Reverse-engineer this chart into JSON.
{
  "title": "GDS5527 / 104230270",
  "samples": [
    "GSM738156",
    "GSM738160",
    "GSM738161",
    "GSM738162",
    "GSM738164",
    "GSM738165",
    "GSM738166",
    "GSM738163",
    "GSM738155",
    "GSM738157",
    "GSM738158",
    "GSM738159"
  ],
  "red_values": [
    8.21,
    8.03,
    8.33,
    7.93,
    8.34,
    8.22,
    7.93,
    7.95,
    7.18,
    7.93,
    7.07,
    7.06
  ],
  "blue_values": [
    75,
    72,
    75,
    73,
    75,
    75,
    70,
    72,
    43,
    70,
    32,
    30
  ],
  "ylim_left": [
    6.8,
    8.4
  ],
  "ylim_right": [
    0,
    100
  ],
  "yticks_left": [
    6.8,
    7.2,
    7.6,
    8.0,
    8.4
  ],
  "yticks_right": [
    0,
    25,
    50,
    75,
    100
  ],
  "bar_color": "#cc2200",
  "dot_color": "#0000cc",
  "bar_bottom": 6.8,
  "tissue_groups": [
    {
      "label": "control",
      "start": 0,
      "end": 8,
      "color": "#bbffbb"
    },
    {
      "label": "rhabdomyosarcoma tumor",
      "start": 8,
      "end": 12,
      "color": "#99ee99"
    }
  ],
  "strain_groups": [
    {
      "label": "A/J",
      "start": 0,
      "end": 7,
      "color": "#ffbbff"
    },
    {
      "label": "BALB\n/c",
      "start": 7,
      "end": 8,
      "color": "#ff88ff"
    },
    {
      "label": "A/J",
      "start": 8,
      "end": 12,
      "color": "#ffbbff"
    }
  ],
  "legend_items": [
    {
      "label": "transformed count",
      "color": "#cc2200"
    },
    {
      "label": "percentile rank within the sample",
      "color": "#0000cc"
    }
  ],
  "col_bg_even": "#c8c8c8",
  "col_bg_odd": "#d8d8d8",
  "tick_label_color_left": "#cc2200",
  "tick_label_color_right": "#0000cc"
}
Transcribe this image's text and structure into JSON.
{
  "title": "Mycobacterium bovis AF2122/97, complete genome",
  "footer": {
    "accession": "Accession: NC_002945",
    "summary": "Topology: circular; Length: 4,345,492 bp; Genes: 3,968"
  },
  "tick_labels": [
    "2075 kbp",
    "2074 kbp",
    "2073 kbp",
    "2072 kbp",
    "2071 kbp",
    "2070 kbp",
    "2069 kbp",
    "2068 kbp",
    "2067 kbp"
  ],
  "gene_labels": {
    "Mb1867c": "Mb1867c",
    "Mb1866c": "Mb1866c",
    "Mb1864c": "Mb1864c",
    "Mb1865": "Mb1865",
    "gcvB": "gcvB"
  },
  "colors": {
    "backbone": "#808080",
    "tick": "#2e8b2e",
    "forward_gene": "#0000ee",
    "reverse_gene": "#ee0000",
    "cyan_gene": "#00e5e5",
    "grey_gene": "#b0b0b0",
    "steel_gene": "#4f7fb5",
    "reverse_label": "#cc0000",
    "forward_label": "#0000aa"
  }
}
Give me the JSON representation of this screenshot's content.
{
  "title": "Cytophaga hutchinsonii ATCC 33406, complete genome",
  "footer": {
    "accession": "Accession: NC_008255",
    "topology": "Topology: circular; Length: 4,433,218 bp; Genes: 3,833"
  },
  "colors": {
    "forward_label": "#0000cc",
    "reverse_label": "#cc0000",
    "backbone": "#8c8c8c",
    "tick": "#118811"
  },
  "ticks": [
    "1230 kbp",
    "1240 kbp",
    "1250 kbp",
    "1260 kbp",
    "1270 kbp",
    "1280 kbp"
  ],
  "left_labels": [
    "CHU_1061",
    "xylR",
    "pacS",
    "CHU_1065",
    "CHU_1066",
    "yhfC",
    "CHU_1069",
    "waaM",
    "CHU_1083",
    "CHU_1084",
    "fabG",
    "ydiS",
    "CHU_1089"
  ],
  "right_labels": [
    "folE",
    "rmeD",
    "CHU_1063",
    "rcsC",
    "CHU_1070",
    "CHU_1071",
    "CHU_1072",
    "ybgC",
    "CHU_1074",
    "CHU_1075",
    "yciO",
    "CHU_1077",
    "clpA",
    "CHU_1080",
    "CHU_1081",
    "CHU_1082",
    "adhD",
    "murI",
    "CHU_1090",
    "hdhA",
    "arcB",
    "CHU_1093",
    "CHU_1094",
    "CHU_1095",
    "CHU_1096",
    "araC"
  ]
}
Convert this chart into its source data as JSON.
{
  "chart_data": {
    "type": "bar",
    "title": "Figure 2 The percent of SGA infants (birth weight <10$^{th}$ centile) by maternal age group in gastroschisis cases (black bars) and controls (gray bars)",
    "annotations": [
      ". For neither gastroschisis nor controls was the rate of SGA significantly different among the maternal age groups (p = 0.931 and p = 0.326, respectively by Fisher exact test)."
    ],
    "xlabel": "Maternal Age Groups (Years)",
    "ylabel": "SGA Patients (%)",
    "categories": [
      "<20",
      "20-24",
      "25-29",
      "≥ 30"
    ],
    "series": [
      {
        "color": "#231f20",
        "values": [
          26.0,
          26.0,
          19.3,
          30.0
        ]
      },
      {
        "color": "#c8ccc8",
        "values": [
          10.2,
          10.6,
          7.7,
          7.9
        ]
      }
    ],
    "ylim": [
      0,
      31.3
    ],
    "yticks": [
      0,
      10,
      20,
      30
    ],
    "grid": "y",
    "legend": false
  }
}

> **The task**
With nothing added or dropped, retype the listing above.

> **Response**
Reverse-engineer this chart into JSON.
{
  "title": "GDS5527 / 104230270",
  "samples": [
    "GSM738156",
    "GSM738160",
    "GSM738161",
    "GSM738162",
    "GSM738164",
    "GSM738165",
    "GSM738166",
    "GSM738163",
    "GSM738155",
    "GSM738157",
    "GSM738158",
    "GSM738159"
  ],
  "red_values": [
    8.21,
    8.03,
    8.33,
    7.93,
    8.34,
    8.22,
    7.93,
    7.95,
    7.18,
    7.93,
    7.07,
    7.06
  ],
  "blue_values": [
    75,
    72,
    75,
    73,
    75,
    75,
    70,
    72,
    43,
    70,
    32,
    30
  ],
  "ylim_left": [
    6.8,
    8.4
  ],
  "ylim_right": [
    0,
    100
  ],
  "yticks_left": [
    6.8,
    7.2,
    7.6,
    8.0,
    8.4
  ],
  "yticks_right": [
    0,
    25,
    50,
    75,
    100
  ],
  "bar_color": "#cc2200",
  "dot_color": "#0000cc",
  "bar_bottom": 6.8,
  "tissue_groups": [
    {
      "label": "control",
      "start": 0,
      "end": 8,
      "color": "#bbffbb"
    },
    {
      "label": "rhabdomyosarcoma tumor",
      "start": 8,
      "end": 12,
      "color": "#99ee99"
    }
  ],
  "strain_groups": [
    {
      "label": "A/J",
      "start": 0,
      "end": 7,
      "color": "#ffbbff"
    },
    {
      "label": "BALB\n/c",
      "start": 7,
      "end": 8,
      "color": "#ff88ff"
    },
    {
      "label": "A/J",
      "start": 8,
      "end": 12,
      "color": "#ffbbff"
    }
  ],
  "legend_items": [
    {
      "label": "transformed count",
      "color": "#cc2200"
    },
    {
      "label": "percentile rank within the sample",
      "color": "#0000cc"
    }
  ],
  "col_bg_even": "#c8c8c8",
  "col_bg_odd": "#d8d8d8",
  "tick_label_color_left": "#cc2200",
  "tick_label_color_right": "#0000cc"
}
Transcribe this image's text and structure into JSON.
{
  "title": "Mycobacterium bovis AF2122/97, complete genome",
  "footer": {
    "accession": "Accession: NC_002945",
    "summary": "Topology: circular; Length: 4,345,492 bp; Genes: 3,968"
  },
  "tick_labels": [
    "2075 kbp",
    "2074 kbp",
    "2073 kbp",
    "2072 kbp",
    "2071 kbp",
    "2070 kbp",
    "2069 kbp",
    "2068 kbp",
    "2067 kbp"
  ],
  "gene_labels": {
    "Mb1867c": "Mb1867c",
    "Mb1866c": "Mb1866c",
    "Mb1864c": "Mb1864c",
    "Mb1865": "Mb1865",
    "gcvB": "gcvB"
  },
  "colors": {
    "backbone": "#808080",
    "tick": "#2e8b2e",
    "forward_gene": "#0000ee",
    "reverse_gene": "#ee0000",
    "cyan_gene": "#00e5e5",
    "grey_gene": "#b0b0b0",
    "steel_gene": "#4f7fb5",
    "reverse_label": "#cc0000",
    "forward_label": "#0000aa"
  }
}
Give me the JSON representation of this screenshot's content.
{
  "title": "Cytophaga hutchinsonii ATCC 33406, complete genome",
  "footer": {
    "accession": "Accession: NC_008255",
    "topology": "Topology: circular; Length: 4,433,218 bp; Genes: 3,833"
  },
  "colors": {
    "forward_label": "#0000cc",
    "reverse_label": "#cc0000",
    "backbone": "#8c8c8c",
    "tick": "#118811"
  },
  "ticks": [
    "1230 kbp",
    "1240 kbp",
    "1250 kbp",
    "1260 kbp",
    "1270 kbp",
    "1280 kbp"
  ],
  "left_labels": [
    "CHU_1061",
    "xylR",
    "pacS",
    "CHU_1065",
    "CHU_1066",
    "yhfC",
    "CHU_1069",
    "waaM",
    "CHU_1083",
    "CHU_1084",
    "fabG",
    "ydiS",
    "CHU_1089"
  ],
  "right_labels": [
    "folE",
    "rmeD",
    "CHU_1063",
    "rcsC",
    "CHU_1070",
    "CHU_1071",
    "CHU_1072",
    "ybgC",
    "CHU_1074",
    "CHU_1075",
    "yciO",
    "CHU_1077",
    "clpA",
    "CHU_1080",
    "CHU_1081",
    "CHU_1082",
    "adhD",
    "murI",
    "CHU_1090",
    "hdhA",
    "arcB",
    "CHU_1093",
    "CHU_1094",
    "CHU_1095",
    "CHU_1096",
    "araC"
  ]
}
Convert this chart into its source data as JSON.
{
  "chart_data": {
    "type": "bar",
    "title": "Figure 2 The percent of SGA infants (birth weight <10$^{th}$ centile) by maternal age group in gastroschisis cases (black bars) and controls (gray bars)",
    "annotations": [
      ". For neither gastroschisis nor controls was the rate of SGA significantly different among the maternal age groups (p = 0.931 and p = 0.326, respectively by Fisher exact test)."
    ],
    "xlabel": "Maternal Age Groups (Years)",
    "ylabel": "SGA Patients (%)",
    "categories": [
      "<20",
      "20-24",
      "25-29",
      "≥ 30"
    ],
    "series": [
      {
        "color": "#231f20",
        "values": [
          26.0,
          26.0,
          19.3,
          30.0
        ]
      },
      {
        "color": "#c8ccc8",
        "values": [
          10.2,
          10.6,
          7.7,
          7.9
        ]
      }
    ],
    "ylim": [
      0,
      31.3
    ],
    "yticks": [
      0,
      10,
      20,
      30
    ],
    "grid": "y",
    "legend": false
  }
}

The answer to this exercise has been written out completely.